◆ Written instruction ◆
Give the data again, word for word.

────────────────────────────────────────

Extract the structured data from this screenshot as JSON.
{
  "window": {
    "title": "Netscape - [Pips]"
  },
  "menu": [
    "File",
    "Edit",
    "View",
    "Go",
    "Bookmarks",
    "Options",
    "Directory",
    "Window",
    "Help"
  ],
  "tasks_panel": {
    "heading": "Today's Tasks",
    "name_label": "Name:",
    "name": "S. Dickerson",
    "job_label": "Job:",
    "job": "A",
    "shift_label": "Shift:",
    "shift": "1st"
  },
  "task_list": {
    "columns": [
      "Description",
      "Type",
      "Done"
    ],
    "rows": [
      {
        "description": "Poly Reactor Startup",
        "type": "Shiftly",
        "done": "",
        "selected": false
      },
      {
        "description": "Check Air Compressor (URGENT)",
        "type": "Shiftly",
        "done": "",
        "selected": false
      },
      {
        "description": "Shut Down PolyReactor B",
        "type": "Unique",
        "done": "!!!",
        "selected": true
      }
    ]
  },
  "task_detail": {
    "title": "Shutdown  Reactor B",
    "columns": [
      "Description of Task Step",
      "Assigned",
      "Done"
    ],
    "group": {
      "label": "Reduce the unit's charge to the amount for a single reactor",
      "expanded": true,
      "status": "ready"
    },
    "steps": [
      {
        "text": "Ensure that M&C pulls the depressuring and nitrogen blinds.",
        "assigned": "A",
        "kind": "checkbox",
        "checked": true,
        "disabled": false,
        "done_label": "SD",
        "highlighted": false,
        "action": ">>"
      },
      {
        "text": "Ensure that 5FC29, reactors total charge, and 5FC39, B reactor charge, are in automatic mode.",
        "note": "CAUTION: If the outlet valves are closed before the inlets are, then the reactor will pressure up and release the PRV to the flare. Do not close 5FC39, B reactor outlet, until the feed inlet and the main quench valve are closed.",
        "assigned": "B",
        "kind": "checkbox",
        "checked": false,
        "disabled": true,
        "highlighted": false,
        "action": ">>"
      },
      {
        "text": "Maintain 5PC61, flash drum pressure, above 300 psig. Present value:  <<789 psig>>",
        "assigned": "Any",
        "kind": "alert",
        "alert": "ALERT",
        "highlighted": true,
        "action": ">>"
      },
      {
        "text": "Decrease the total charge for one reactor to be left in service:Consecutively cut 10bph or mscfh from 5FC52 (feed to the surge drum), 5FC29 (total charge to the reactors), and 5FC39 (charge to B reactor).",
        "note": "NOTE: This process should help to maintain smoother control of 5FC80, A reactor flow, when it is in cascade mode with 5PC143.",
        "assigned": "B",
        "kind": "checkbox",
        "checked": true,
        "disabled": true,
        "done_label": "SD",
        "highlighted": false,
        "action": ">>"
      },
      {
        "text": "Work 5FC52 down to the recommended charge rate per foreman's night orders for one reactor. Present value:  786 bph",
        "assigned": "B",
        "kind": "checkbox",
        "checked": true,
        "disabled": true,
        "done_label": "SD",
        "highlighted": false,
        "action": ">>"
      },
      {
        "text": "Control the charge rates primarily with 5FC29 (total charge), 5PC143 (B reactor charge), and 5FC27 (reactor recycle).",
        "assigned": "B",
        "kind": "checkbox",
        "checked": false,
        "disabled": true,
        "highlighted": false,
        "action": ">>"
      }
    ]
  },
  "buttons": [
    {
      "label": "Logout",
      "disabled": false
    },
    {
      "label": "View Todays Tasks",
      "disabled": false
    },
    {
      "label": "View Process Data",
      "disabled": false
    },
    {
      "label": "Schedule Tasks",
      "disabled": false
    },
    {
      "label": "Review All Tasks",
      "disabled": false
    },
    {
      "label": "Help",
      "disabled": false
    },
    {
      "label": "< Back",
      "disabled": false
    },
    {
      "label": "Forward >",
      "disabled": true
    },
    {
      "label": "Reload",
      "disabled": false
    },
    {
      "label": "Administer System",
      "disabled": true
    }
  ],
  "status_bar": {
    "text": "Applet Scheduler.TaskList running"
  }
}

────────────────────────────────────────

◆ Final answer ◆
Extract the structured data from this screenshot as JSON.
{
  "window": {
    "title": "Netscape - [Pips]"
  },
  "menu": [
    "File",
    "Edit",
    "View",
    "Go",
    "Bookmarks",
    "Options",
    "Directory",
    "Window",
    "Help"
  ],
  "tasks_panel": {
    "heading": "Today's Tasks",
    "name_label": "Name:",
    "name": "S. Dickerson",
    "job_label": "Job:",
    "job": "A",
    "shift_label": "Shift:",
    "shift": "1st"
  },
  "task_list": {
    "columns": [
      "Description",
      "Type",
      "Done"
    ],
    "rows": [
      {
        "description": "Poly Reactor Startup",
        "type": "Shiftly",
        "done": "",
        "selected": false
      },
      {
        "description": "Check Air Compressor (URGENT)",
        "type": "Shiftly",
        "done": "",
        "selected": false
      },
      {
        "description": "Shut Down PolyReactor B",
        "type": "Unique",
        "done": "!!!",
        "selected": true
      }
    ]
  },
  "task_detail": {
    "title": "Shutdown  Reactor B",
    "columns": [
      "Description of Task Step",
      "Assigned",
      "Done"
    ],
    "group": {
      "label": "Reduce the unit's charge to the amount for a single reactor",
      "expanded": true,
      "status": "ready"
    },
    "steps": [
      {
        "text": "Ensure that M&C pulls the depressuring and nitrogen blinds.",
        "assigned": "A",
        "kind": "checkbox",
        "checked": true,
        "disabled": false,
        "done_label": "SD",
        "highlighted": false,
        "action": ">>"
      },
      {
        "text": "Ensure that 5FC29, reactors total charge, and 5FC39, B reactor charge, are in automatic mode.",
        "note": "CAUTION: If the outlet valves are closed before the inlets are, then the reactor will pressure up and release the PRV to the flare. Do not close 5FC39, B reactor outlet, until the feed inlet and the main quench valve are closed.",
        "assigned": "B",
        "kind": "checkbox",
        "checked": false,
        "disabled": true,
        "highlighted": false,
        "action": ">>"
      },
      {
        "text": "Maintain 5PC61, flash drum pressure, above 300 psig. Present value:  <<789 psig>>",
        "assigned": "Any",
        "kind": "alert",
        "alert": "ALERT",
        "highlighted": true,
        "action": ">>"
      },
      {
        "text": "Decrease the total charge for one reactor to be left in service:Consecutively cut 10bph or mscfh from 5FC52 (feed to the surge drum), 5FC29 (total charge to the reactors), and 5FC39 (charge to B reactor).",
        "note": "NOTE: This process should help to maintain smoother control of 5FC80, A reactor flow, when it is in cascade mode with 5PC143.",
        "assigned": "B",
        "kind": "checkbox",
        "checked": true,
        "disabled": true,
        "done_label": "SD",
        "highlighted": false,
        "action": ">>"
      },
      {
        "text": "Work 5FC52 down to the recommended charge rate per foreman's night orders for one reactor. Present value:  786 bph",
        "assigned": "B",
        "kind": "checkbox",
        "checked": true,
        "disabled": true,
        "done_label": "SD",
        "highlighted": false,
        "action": ">>"
      },
      {
        "text": "Control the charge rates primarily with 5FC29 (total charge), 5PC143 (B reactor charge), and 5FC27 (reactor recycle).",
        "assigned": "B",
        "kind": "checkbox",
        "checked": false,
        "disabled": true,
        "highlighted": false,
        "action": ">>"
      }
    ]
  },
  "buttons": [
    {
      "label": "Logout",
      "disabled": false
    },
    {
      "label": "View Todays Tasks",
      "disabled": false
    },
    {
      "label": "View Process Data",
      "disabled": false
    },
    {
      "label": "Schedule Tasks",
      "disabled": false
    },
    {
      "label": "Review All Tasks",
      "disabled": false
    },
    {
      "label": "Help",
      "disabled": false
    },
    {
      "label": "< Back",
      "disabled": false
    },
    {
      "label": "Forward >",
      "disabled": true
    },
    {
      "label": "Reload",
      "disabled": false
    },
    {
      "label": "Administer System",
      "disabled": true
    }
  ],
  "status_bar": {
    "text": "Applet Scheduler.TaskList running"
  }
}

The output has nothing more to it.